[Excerpts from a figure dataset]
========================================================================

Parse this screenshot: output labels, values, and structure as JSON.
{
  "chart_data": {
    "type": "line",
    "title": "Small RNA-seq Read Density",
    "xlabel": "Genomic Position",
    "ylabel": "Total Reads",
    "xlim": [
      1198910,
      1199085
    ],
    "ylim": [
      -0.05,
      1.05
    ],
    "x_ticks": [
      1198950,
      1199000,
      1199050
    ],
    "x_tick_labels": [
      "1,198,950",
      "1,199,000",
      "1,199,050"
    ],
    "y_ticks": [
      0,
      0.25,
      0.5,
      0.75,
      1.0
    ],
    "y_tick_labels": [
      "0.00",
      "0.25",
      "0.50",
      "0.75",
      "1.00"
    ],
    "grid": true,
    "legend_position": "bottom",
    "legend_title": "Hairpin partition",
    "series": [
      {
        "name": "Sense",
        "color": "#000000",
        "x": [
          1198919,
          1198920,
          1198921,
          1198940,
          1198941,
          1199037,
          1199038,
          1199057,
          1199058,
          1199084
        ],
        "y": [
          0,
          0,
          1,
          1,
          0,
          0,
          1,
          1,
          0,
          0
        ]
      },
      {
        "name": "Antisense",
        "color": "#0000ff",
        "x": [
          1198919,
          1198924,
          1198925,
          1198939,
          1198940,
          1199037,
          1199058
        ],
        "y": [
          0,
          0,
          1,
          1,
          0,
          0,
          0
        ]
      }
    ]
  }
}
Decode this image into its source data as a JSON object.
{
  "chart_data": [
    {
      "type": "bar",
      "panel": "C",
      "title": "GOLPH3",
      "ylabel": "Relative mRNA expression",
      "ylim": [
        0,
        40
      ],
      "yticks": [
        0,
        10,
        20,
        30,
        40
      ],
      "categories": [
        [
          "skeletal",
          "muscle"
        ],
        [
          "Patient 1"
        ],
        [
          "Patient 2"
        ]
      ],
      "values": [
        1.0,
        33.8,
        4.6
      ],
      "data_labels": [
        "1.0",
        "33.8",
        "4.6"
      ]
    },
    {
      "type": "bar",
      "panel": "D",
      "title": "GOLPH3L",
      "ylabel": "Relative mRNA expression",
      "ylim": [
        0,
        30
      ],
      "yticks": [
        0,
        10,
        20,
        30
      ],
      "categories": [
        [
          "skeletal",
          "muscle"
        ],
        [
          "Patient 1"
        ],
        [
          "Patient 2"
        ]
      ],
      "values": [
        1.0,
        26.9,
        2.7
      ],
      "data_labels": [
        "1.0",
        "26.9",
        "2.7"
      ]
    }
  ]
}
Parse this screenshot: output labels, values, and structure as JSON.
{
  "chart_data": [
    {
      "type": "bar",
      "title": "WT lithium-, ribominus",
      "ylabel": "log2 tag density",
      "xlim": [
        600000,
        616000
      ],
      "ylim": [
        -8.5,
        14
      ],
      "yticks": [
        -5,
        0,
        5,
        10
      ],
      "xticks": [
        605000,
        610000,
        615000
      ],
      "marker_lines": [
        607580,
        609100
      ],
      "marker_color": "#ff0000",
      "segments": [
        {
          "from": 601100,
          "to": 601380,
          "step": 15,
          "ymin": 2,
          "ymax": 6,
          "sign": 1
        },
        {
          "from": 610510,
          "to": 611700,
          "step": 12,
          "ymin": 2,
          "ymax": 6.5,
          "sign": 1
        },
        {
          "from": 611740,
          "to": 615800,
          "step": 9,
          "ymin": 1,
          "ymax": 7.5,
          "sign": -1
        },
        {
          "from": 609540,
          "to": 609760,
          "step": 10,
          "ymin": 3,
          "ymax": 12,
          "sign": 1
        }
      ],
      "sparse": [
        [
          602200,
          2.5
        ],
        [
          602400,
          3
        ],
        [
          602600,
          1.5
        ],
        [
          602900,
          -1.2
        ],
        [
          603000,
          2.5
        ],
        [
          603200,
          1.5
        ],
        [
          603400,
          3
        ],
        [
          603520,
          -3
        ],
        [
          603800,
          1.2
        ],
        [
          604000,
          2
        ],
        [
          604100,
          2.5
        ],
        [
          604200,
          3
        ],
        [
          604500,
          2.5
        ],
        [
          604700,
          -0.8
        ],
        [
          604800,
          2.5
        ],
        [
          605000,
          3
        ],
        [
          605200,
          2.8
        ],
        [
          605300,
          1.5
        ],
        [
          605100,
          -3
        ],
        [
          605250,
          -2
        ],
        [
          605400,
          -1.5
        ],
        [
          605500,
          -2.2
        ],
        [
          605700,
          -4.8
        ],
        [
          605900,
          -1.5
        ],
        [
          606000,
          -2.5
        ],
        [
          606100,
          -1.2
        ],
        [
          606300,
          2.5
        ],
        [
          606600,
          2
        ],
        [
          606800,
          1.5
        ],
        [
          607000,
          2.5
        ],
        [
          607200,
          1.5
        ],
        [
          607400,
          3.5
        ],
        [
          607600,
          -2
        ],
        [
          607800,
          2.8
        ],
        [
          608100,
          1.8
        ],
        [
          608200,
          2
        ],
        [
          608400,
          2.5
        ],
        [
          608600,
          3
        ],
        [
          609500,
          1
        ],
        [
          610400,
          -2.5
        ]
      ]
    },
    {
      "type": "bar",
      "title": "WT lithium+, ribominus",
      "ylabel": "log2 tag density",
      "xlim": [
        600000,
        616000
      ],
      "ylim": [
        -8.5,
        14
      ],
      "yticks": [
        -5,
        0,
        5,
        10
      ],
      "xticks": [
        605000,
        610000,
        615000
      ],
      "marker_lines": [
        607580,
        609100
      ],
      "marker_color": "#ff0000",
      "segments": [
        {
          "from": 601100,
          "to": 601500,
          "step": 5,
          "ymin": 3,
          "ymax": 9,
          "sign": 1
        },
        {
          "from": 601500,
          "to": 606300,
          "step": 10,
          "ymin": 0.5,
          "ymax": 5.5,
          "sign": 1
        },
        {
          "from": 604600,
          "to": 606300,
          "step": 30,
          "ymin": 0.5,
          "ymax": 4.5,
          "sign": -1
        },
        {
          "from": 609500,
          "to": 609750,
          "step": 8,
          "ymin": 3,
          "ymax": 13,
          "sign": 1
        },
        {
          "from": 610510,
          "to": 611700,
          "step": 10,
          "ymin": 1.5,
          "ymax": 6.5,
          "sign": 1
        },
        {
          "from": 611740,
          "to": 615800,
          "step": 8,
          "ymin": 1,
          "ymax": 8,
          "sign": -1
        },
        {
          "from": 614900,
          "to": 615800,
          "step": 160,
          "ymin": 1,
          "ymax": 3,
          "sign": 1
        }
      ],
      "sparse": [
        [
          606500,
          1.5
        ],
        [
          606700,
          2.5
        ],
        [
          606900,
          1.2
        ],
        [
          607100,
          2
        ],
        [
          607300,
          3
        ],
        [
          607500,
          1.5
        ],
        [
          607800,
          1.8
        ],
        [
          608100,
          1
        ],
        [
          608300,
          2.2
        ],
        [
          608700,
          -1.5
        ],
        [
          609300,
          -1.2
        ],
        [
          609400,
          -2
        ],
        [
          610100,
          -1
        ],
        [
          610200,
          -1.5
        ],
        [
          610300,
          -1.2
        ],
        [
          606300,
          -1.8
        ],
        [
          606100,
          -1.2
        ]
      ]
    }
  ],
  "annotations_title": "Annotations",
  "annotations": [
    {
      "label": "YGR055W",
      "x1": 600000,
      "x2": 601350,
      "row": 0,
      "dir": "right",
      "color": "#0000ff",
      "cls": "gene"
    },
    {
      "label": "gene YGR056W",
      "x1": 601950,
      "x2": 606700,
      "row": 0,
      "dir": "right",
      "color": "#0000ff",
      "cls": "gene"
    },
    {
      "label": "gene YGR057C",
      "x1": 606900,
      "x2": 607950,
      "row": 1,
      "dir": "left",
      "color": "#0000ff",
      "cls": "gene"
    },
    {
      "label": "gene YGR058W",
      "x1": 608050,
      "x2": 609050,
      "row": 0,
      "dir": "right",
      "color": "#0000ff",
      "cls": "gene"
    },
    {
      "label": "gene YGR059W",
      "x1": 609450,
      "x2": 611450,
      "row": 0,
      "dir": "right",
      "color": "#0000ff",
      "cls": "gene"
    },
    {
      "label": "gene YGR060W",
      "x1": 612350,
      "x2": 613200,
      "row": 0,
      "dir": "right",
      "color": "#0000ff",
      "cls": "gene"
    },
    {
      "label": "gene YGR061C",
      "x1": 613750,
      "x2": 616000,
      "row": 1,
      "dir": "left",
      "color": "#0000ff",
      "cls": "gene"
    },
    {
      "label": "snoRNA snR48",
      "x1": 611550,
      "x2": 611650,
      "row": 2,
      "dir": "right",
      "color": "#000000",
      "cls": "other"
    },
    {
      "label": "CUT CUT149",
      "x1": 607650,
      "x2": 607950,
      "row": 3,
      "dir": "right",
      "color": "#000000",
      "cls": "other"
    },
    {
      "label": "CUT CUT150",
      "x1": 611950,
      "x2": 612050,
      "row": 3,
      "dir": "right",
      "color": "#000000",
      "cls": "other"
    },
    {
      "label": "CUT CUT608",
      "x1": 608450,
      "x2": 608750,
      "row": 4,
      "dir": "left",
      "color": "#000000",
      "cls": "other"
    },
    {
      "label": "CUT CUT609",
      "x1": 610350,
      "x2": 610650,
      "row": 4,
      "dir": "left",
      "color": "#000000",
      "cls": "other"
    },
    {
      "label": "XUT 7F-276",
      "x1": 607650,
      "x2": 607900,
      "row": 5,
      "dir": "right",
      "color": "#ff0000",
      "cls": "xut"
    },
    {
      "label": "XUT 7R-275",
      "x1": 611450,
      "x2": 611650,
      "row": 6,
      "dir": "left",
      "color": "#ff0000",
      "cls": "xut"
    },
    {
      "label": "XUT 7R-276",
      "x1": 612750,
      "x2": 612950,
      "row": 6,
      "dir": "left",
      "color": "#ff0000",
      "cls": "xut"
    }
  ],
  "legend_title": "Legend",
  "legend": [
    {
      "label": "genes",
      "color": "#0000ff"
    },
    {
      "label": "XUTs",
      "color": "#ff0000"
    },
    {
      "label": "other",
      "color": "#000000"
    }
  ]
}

========================================================================

▸ Assignment: Wherever the string "step" appears in the data above, report the whole line.

▸ Expected output:
          "step": 15,
          "step": 12,
          "step": 9,
          "step": 10,
          "step": 5,
          "step": 10,
          "step": 30,
          "step": 8,
          "step": 10,
          "step": 8,
          "step": 160,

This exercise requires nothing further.